Your goal:
Collect every line that includes the string "EI堆叠".

Task data:
***

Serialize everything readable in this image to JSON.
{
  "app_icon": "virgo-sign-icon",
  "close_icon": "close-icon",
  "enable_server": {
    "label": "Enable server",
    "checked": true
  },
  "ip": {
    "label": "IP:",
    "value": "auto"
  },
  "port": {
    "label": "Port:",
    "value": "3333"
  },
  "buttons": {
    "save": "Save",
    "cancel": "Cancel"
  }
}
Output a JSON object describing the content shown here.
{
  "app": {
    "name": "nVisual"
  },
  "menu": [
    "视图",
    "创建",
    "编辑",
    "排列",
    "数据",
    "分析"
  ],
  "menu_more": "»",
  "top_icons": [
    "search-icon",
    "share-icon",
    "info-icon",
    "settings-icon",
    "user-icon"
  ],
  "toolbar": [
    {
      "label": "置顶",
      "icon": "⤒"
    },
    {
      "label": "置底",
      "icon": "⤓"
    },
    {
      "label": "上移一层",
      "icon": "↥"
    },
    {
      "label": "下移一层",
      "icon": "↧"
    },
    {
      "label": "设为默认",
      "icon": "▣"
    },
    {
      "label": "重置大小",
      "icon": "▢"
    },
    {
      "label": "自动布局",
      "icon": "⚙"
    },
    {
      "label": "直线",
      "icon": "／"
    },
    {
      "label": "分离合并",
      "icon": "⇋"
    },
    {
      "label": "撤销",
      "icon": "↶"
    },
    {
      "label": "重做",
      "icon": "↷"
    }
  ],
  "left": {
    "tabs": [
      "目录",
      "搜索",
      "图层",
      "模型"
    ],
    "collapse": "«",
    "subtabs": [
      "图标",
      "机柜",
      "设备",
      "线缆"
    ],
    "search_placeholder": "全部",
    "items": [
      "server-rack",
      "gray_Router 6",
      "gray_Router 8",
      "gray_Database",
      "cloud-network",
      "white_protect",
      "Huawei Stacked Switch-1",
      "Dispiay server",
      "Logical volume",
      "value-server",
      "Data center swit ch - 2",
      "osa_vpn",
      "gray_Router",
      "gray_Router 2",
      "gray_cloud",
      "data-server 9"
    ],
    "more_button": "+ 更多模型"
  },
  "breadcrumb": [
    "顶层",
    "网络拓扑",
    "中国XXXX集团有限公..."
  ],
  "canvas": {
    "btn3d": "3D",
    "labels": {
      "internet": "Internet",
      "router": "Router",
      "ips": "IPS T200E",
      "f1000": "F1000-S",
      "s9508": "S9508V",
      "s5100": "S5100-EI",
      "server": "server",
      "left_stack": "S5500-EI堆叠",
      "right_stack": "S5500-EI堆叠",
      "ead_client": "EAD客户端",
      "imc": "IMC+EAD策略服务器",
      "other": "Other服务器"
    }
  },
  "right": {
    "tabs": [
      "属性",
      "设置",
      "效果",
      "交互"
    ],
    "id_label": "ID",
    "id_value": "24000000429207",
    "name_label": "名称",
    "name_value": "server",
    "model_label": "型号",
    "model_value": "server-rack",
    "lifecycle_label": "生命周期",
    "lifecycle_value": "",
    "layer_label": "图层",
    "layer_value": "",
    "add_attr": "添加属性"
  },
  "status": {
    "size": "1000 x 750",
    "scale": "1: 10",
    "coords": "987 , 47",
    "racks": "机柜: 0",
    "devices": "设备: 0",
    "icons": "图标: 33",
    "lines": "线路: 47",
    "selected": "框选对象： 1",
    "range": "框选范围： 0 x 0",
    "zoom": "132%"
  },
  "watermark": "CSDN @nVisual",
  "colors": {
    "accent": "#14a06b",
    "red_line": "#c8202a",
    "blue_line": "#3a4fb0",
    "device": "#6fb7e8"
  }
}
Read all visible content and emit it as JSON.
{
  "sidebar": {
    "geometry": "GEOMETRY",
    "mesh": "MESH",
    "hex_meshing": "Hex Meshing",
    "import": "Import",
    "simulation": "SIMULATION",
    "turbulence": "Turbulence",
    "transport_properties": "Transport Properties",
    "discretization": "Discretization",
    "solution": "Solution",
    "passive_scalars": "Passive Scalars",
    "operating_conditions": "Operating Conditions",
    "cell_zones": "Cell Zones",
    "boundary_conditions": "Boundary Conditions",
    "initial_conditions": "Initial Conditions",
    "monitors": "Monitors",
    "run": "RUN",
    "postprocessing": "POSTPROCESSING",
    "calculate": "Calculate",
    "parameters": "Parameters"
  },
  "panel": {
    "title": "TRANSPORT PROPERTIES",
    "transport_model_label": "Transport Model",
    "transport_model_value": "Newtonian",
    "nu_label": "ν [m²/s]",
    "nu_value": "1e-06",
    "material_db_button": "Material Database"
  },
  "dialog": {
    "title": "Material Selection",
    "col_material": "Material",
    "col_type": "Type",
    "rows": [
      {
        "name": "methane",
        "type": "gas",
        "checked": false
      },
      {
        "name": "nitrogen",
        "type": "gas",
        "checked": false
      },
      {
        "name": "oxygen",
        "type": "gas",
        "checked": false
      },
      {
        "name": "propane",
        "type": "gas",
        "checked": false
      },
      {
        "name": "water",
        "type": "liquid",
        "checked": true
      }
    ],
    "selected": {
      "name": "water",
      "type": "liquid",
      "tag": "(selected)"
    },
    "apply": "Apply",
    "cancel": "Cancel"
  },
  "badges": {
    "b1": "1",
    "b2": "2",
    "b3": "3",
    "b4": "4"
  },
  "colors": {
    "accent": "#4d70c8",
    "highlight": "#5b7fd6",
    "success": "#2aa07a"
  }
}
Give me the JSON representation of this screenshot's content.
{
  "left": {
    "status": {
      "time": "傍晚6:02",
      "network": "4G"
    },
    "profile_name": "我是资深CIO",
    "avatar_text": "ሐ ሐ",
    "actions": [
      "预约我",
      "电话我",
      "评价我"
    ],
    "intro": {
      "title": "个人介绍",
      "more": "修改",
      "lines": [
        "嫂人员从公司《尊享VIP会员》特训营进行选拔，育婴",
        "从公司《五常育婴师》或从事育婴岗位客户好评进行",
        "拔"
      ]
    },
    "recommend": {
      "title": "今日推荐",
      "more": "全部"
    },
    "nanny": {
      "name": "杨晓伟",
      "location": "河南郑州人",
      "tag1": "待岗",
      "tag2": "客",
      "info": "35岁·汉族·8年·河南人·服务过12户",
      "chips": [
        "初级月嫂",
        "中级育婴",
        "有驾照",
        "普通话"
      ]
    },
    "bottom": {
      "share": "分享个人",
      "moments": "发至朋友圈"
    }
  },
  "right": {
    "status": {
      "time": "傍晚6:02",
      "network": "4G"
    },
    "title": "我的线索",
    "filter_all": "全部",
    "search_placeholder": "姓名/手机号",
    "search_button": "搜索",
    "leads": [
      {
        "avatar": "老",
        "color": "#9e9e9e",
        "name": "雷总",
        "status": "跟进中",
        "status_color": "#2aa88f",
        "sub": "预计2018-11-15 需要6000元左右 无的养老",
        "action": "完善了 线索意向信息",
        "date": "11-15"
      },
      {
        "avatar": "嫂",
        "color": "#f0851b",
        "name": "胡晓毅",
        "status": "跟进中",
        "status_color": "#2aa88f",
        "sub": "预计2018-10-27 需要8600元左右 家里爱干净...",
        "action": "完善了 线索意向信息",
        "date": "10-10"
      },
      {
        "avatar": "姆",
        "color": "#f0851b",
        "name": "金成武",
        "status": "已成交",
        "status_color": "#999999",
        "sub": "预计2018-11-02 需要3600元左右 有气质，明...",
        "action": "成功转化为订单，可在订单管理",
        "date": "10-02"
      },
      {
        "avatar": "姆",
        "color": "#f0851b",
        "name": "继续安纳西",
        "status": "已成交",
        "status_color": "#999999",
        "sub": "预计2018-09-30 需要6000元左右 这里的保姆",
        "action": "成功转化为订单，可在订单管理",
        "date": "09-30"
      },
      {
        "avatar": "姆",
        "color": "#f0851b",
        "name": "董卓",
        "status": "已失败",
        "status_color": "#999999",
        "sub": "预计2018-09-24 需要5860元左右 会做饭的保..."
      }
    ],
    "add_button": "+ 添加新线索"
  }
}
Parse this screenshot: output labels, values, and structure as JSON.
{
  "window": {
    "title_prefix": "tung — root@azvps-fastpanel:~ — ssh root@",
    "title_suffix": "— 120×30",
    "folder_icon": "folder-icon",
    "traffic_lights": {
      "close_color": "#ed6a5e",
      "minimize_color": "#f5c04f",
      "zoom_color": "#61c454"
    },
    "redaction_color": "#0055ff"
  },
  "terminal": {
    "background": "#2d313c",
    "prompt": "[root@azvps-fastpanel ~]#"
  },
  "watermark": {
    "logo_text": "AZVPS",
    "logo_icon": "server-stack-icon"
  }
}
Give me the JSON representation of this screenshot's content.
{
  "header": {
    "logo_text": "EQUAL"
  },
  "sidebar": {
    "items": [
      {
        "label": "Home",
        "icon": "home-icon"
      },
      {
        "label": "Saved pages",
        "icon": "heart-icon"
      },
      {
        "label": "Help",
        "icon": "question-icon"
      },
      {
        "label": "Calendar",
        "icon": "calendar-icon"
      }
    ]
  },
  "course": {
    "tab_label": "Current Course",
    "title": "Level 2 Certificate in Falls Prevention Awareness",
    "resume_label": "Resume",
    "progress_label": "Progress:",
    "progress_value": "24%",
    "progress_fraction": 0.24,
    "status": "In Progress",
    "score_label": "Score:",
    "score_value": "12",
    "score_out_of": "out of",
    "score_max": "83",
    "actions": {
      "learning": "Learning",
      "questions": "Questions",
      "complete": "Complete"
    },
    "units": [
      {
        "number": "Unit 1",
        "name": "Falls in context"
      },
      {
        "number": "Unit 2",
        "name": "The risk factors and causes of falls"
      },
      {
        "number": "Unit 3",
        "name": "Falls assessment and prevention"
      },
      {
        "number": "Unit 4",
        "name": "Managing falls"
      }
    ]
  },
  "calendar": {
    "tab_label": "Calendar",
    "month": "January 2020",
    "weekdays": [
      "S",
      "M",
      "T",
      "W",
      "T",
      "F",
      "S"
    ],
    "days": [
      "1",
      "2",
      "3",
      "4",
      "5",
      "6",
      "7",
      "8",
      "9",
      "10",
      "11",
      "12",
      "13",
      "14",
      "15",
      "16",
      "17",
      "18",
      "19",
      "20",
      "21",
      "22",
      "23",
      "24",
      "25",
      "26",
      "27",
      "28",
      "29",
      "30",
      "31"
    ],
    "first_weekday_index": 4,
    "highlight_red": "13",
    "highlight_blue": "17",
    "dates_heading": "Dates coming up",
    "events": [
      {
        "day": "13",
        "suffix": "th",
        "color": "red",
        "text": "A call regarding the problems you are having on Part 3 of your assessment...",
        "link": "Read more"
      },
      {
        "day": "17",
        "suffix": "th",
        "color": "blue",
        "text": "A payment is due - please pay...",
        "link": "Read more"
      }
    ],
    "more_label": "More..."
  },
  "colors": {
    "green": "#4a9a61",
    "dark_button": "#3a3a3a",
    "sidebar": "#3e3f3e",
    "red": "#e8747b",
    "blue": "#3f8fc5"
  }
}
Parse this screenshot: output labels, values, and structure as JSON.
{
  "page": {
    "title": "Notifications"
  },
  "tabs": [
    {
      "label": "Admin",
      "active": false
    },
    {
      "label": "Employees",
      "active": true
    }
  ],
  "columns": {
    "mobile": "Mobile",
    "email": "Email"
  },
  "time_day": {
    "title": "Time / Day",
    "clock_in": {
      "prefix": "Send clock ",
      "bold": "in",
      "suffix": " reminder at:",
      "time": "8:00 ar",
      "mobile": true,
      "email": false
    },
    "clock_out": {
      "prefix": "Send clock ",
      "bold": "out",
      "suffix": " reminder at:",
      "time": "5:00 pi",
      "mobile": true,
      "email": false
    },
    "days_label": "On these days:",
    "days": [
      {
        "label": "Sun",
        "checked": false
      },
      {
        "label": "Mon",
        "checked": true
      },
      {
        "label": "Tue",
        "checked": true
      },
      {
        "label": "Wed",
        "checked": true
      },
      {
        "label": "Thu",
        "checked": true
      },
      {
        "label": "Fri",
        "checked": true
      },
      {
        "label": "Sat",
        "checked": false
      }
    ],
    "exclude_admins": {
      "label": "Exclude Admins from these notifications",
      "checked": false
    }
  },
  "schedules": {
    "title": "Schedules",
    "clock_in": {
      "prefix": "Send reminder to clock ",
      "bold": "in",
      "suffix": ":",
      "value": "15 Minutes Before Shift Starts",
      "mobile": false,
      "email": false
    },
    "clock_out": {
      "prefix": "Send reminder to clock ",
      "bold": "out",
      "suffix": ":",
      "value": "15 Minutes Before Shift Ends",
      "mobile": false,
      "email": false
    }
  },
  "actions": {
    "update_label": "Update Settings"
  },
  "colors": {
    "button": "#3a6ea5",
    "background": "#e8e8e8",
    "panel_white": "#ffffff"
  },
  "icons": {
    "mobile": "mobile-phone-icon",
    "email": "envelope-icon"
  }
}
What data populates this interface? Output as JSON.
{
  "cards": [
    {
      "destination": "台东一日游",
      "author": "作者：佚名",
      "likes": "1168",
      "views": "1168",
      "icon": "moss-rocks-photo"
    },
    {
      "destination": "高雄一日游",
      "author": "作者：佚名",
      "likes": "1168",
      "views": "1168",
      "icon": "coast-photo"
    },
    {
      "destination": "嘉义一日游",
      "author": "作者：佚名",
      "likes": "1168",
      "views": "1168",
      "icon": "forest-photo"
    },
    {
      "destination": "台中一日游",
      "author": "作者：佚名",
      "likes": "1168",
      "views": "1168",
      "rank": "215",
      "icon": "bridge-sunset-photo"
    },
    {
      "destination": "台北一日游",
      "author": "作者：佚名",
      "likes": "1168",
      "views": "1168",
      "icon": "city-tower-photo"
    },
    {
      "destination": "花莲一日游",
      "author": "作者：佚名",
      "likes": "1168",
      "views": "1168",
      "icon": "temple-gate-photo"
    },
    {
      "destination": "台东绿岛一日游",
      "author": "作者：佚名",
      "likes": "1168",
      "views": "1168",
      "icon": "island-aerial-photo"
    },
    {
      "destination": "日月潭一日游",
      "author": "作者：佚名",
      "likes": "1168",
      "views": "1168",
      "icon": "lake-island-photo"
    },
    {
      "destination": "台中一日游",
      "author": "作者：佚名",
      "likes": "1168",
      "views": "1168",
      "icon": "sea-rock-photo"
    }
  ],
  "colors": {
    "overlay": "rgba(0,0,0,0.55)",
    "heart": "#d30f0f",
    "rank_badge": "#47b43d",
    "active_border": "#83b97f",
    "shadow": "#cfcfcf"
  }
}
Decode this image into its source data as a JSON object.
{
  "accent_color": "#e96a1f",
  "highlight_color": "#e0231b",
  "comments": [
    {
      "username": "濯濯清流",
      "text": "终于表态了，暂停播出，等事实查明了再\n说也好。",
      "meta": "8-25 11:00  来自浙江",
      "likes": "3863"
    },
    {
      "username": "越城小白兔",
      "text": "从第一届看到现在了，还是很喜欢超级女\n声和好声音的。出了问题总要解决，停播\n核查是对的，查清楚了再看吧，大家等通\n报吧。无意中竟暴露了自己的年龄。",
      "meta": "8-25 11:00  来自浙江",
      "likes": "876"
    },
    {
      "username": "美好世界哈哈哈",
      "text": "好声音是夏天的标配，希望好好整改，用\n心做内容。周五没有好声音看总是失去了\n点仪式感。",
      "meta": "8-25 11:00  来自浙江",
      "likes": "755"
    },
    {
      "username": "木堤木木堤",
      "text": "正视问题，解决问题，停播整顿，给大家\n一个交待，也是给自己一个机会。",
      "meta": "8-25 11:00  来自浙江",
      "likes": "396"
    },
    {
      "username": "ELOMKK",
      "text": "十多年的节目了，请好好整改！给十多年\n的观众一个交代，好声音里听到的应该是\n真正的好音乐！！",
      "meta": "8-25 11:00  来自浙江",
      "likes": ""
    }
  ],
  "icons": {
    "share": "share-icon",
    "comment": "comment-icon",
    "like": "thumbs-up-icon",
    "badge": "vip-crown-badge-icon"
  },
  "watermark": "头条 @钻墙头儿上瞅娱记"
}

***

Response:
      "left_stack": "S5500-EI堆叠",
      "right_stack": "S5500-EI堆叠",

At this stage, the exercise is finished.